Will you transcribe the entries that follow, exactly and in full?

[Rows from a figure dataset]
────────────────

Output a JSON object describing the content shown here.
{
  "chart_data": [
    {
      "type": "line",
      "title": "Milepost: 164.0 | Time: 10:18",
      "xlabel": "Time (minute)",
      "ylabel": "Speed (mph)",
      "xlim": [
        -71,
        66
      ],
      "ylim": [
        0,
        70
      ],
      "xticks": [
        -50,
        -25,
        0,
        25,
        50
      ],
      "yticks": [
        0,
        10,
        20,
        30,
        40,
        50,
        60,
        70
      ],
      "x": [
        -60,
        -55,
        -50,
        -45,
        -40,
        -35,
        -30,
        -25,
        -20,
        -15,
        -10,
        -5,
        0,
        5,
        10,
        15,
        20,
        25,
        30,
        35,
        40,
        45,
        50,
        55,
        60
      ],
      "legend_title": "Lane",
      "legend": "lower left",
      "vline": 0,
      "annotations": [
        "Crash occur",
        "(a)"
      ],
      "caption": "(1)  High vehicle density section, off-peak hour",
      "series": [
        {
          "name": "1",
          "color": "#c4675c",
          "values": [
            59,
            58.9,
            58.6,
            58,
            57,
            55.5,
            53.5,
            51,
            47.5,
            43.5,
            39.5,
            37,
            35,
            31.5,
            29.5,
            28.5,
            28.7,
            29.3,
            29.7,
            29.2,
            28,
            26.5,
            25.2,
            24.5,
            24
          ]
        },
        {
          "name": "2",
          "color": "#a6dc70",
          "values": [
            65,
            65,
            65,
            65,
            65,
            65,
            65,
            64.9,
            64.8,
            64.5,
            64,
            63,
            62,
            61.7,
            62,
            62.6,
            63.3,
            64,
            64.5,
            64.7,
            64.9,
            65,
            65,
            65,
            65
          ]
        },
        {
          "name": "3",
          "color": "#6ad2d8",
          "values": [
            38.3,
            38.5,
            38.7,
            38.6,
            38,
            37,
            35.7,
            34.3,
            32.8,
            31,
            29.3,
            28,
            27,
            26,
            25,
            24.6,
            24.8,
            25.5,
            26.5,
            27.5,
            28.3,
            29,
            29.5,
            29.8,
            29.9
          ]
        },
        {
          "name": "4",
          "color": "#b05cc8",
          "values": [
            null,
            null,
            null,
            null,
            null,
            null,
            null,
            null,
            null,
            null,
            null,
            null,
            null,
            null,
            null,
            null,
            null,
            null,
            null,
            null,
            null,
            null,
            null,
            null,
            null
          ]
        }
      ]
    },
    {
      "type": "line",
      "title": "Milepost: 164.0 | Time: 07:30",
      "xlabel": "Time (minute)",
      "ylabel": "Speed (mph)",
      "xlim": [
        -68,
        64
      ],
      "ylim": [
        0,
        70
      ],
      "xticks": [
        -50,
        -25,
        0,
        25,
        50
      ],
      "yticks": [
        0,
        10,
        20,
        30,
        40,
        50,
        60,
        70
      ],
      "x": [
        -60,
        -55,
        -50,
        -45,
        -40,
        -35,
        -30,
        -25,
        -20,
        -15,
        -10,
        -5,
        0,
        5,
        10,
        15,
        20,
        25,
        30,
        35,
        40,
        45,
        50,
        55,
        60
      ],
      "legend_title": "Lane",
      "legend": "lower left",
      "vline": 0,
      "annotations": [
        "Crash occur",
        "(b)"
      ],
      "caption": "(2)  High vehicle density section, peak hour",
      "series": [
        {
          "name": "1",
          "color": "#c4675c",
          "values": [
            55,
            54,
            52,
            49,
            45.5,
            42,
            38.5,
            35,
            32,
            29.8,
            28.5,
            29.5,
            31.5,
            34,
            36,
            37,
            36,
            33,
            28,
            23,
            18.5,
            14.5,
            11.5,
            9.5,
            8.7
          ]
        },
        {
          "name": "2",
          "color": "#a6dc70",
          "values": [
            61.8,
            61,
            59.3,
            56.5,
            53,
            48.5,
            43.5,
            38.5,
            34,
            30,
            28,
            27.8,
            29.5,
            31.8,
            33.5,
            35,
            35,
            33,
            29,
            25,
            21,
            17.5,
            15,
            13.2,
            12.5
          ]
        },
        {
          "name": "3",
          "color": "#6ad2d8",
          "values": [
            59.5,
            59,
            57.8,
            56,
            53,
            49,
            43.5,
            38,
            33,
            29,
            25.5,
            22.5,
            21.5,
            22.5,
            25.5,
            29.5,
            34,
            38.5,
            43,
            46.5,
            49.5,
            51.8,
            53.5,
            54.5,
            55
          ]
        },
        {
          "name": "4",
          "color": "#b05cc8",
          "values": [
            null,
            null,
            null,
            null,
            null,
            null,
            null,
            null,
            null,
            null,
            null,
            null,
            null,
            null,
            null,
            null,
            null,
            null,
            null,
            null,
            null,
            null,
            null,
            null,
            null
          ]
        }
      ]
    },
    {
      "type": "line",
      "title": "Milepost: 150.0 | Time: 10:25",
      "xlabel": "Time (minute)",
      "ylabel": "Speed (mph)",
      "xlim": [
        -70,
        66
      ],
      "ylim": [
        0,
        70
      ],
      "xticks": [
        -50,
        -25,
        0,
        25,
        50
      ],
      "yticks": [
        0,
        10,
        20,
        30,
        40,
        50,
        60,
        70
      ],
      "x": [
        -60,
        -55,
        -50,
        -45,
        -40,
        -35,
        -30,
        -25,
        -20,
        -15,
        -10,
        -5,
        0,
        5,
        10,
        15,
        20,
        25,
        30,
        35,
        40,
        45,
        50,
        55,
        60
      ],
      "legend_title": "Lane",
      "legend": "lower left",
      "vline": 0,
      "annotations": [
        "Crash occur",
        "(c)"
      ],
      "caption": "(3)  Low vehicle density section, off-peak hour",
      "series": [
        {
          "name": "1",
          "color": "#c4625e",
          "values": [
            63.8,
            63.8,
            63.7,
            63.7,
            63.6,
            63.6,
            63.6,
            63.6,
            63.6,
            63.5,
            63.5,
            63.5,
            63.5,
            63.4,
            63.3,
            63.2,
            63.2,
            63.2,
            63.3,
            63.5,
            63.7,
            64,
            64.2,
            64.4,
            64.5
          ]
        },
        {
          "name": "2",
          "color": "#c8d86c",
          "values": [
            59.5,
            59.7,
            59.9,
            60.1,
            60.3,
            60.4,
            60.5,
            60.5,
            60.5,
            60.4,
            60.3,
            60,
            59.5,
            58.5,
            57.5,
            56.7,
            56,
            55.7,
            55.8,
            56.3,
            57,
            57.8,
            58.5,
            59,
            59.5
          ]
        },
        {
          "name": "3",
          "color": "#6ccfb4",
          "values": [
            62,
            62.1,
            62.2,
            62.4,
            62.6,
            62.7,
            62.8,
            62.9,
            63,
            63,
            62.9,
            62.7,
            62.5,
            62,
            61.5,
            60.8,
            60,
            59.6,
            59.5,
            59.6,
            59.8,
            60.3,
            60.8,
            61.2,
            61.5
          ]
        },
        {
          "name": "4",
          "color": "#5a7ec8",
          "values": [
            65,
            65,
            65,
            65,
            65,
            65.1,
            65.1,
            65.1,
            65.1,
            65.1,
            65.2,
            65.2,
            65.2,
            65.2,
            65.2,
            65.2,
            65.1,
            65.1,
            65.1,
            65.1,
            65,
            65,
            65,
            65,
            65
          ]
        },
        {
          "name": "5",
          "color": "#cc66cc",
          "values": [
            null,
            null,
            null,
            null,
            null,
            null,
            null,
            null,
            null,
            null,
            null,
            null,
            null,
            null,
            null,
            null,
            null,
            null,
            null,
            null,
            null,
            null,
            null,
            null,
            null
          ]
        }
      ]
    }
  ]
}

────────────────

● Output
Output a JSON object describing the content shown here.
{
  "chart_data": [
    {
      "type": "line",
      "title": "Milepost: 164.0 | Time: 10:18",
      "xlabel": "Time (minute)",
      "ylabel": "Speed (mph)",
      "xlim": [
        -71,
        66
      ],
      "ylim": [
        0,
        70
      ],
      "xticks": [
        -50,
        -25,
        0,
        25,
        50
      ],
      "yticks": [
        0,
        10,
        20,
        30,
        40,
        50,
        60,
        70
      ],
      "x": [
        -60,
        -55,
        -50,
        -45,
        -40,
        -35,
        -30,
        -25,
        -20,
        -15,
        -10,
        -5,
        0,
        5,
        10,
        15,
        20,
        25,
        30,
        35,
        40,
        45,
        50,
        55,
        60
      ],
      "legend_title": "Lane",
      "legend": "lower left",
      "vline": 0,
      "annotations": [
        "Crash occur",
        "(a)"
      ],
      "caption": "(1)  High vehicle density section, off-peak hour",
      "series": [
        {
          "name": "1",
          "color": "#c4675c",
          "values": [
            59,
            58.9,
            58.6,
            58,
            57,
            55.5,
            53.5,
            51,
            47.5,
            43.5,
            39.5,
            37,
            35,
            31.5,
            29.5,
            28.5,
            28.7,
            29.3,
            29.7,
            29.2,
            28,
            26.5,
            25.2,
            24.5,
            24
          ]
        },
        {
          "name": "2",
          "color": "#a6dc70",
          "values": [
            65,
            65,
            65,
            65,
            65,
            65,
            65,
            64.9,
            64.8,
            64.5,
            64,
            63,
            62,
            61.7,
            62,
            62.6,
            63.3,
            64,
            64.5,
            64.7,
            64.9,
            65,
            65,
            65,
            65
          ]
        },
        {
          "name": "3",
          "color": "#6ad2d8",
          "values": [
            38.3,
            38.5,
            38.7,
            38.6,
            38,
            37,
            35.7,
            34.3,
            32.8,
            31,
            29.3,
            28,
            27,
            26,
            25,
            24.6,
            24.8,
            25.5,
            26.5,
            27.5,
            28.3,
            29,
            29.5,
            29.8,
            29.9
          ]
        },
        {
          "name": "4",
          "color": "#b05cc8",
          "values": [
            null,
            null,
            null,
            null,
            null,
            null,
            null,
            null,
            null,
            null,
            null,
            null,
            null,
            null,
            null,
            null,
            null,
            null,
            null,
            null,
            null,
            null,
            null,
            null,
            null
          ]
        }
      ]
    },
    {
      "type": "line",
      "title": "Milepost: 164.0 | Time: 07:30",
      "xlabel": "Time (minute)",
      "ylabel": "Speed (mph)",
      "xlim": [
        -68,
        64
      ],
      "ylim": [
        0,
        70
      ],
      "xticks": [
        -50,
        -25,
        0,
        25,
        50
      ],
      "yticks": [
        0,
        10,
        20,
        30,
        40,
        50,
        60,
        70
      ],
      "x": [
        -60,
        -55,
        -50,
        -45,
        -40,
        -35,
        -30,
        -25,
        -20,
        -15,
        -10,
        -5,
        0,
        5,
        10,
        15,
        20,
        25,
        30,
        35,
        40,
        45,
        50,
        55,
        60
      ],
      "legend_title": "Lane",
      "legend": "lower left",
      "vline": 0,
      "annotations": [
        "Crash occur",
        "(b)"
      ],
      "caption": "(2)  High vehicle density section, peak hour",
      "series": [
        {
          "name": "1",
          "color": "#c4675c",
          "values": [
            55,
            54,
            52,
            49,
            45.5,
            42,
            38.5,
            35,
            32,
            29.8,
            28.5,
            29.5,
            31.5,
            34,
            36,
            37,
            36,
            33,
            28,
            23,
            18.5,
            14.5,
            11.5,
            9.5,
            8.7
          ]
        },
        {
          "name": "2",
          "color": "#a6dc70",
          "values": [
            61.8,
            61,
            59.3,
            56.5,
            53,
            48.5,
            43.5,
            38.5,
            34,
            30,
            28,
            27.8,
            29.5,
            31.8,
            33.5,
            35,
            35,
            33,
            29,
            25,
            21,
            17.5,
            15,
            13.2,
            12.5
          ]
        },
        {
          "name": "3",
          "color": "#6ad2d8",
          "values": [
            59.5,
            59,
            57.8,
            56,
            53,
            49,
            43.5,
            38,
            33,
            29,
            25.5,
            22.5,
            21.5,
            22.5,
            25.5,
            29.5,
            34,
            38.5,
            43,
            46.5,
            49.5,
            51.8,
            53.5,
            54.5,
            55
          ]
        },
        {
          "name": "4",
          "color": "#b05cc8",
          "values": [
            null,
            null,
            null,
            null,
            null,
            null,
            null,
            null,
            null,
            null,
            null,
            null,
            null,
            null,
            null,
            null,
            null,
            null,
            null,
            null,
            null,
            null,
            null,
            null,
            null
          ]
        }
      ]
    },
    {
      "type": "line",
      "title": "Milepost: 150.0 | Time: 10:25",
      "xlabel": "Time (minute)",
      "ylabel": "Speed (mph)",
      "xlim": [
        -70,
        66
      ],
      "ylim": [
        0,
        70
      ],
      "xticks": [
        -50,
        -25,
        0,
        25,
        50
      ],
      "yticks": [
        0,
        10,
        20,
        30,
        40,
        50,
        60,
        70
      ],
      "x": [
        -60,
        -55,
        -50,
        -45,
        -40,
        -35,
        -30,
        -25,
        -20,
        -15,
        -10,
        -5,
        0,
        5,
        10,
        15,
        20,
        25,
        30,
        35,
        40,
        45,
        50,
        55,
        60
      ],
      "legend_title": "Lane",
      "legend": "lower left",
      "vline": 0,
      "annotations": [
        "Crash occur",
        "(c)"
      ],
      "caption": "(3)  Low vehicle density section, off-peak hour",
      "series": [
        {
          "name": "1",
          "color": "#c4625e",
          "values": [
            63.8,
            63.8,
            63.7,
            63.7,
            63.6,
            63.6,
            63.6,
            63.6,
            63.6,
            63.5,
            63.5,
            63.5,
            63.5,
            63.4,
            63.3,
            63.2,
            63.2,
            63.2,
            63.3,
            63.5,
            63.7,
            64,
            64.2,
            64.4,
            64.5
          ]
        },
        {
          "name": "2",
          "color": "#c8d86c",
          "values": [
            59.5,
            59.7,
            59.9,
            60.1,
            60.3,
            60.4,
            60.5,
            60.5,
            60.5,
            60.4,
            60.3,
            60,
            59.5,
            58.5,
            57.5,
            56.7,
            56,
            55.7,
            55.8,
            56.3,
            57,
            57.8,
            58.5,
            59,
            59.5
          ]
        },
        {
          "name": "3",
          "color": "#6ccfb4",
          "values": [
            62,
            62.1,
            62.2,
            62.4,
            62.6,
            62.7,
            62.8,
            62.9,
            63,
            63,
            62.9,
            62.7,
            62.5,
            62,
            61.5,
            60.8,
            60,
            59.6,
            59.5,
            59.6,
            59.8,
            60.3,
            60.8,
            61.2,
            61.5
          ]
        },
        {
          "name": "4",
          "color": "#5a7ec8",
          "values": [
            65,
            65,
            65,
            65,
            65,
            65.1,
            65.1,
            65.1,
            65.1,
            65.1,
            65.2,
            65.2,
            65.2,
            65.2,
            65.2,
            65.2,
            65.1,
            65.1,
            65.1,
            65.1,
            65,
            65,
            65,
            65,
            65
          ]
        },
        {
          "name": "5",
          "color": "#cc66cc",
          "values": [
            null,
            null,
            null,
            null,
            null,
            null,
            null,
            null,
            null,
            null,
            null,
            null,
            null,
            null,
            null,
            null,
            null,
            null,
            null,
            null,
            null,
            null,
            null,
            null,
            null
          ]
        }
      ]
    }
  ]
}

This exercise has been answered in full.